Required work: Your job is to restate each entry word for word.

----

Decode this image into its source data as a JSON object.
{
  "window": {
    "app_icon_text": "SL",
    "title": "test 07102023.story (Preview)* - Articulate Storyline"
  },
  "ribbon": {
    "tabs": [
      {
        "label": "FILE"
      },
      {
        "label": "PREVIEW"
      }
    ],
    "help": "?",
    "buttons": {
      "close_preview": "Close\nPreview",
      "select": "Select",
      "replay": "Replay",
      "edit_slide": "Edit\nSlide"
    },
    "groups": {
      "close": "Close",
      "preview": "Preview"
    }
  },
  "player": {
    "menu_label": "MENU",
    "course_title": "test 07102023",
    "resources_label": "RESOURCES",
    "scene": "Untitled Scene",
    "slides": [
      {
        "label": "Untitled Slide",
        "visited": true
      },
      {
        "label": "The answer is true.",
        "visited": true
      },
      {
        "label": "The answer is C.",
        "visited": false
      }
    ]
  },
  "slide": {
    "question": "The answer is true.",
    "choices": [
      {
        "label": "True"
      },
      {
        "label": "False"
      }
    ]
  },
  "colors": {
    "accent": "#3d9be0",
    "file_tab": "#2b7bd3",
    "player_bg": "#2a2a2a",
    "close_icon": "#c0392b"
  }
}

----

Output:
Decode this image into its source data as a JSON object.
{
  "window": {
    "app_icon_text": "SL",
    "title": "test 07102023.story (Preview)* - Articulate Storyline"
  },
  "ribbon": {
    "tabs": [
      {
        "label": "FILE"
      },
      {
        "label": "PREVIEW"
      }
    ],
    "help": "?",
    "buttons": {
      "close_preview": "Close\nPreview",
      "select": "Select",
      "replay": "Replay",
      "edit_slide": "Edit\nSlide"
    },
    "groups": {
      "close": "Close",
      "preview": "Preview"
    }
  },
  "player": {
    "menu_label": "MENU",
    "course_title": "test 07102023",
    "resources_label": "RESOURCES",
    "scene": "Untitled Scene",
    "slides": [
      {
        "label": "Untitled Slide",
        "visited": true
      },
      {
        "label": "The answer is true.",
        "visited": true
      },
      {
        "label": "The answer is C.",
        "visited": false
      }
    ]
  },
  "slide": {
    "question": "The answer is true.",
    "choices": [
      {
        "label": "True"
      },
      {
        "label": "False"
      }
    ]
  },
  "colors": {
    "accent": "#3d9be0",
    "file_tab": "#2b7bd3",
    "player_bg": "#2a2a2a",
    "close_icon": "#c0392b"
  }
}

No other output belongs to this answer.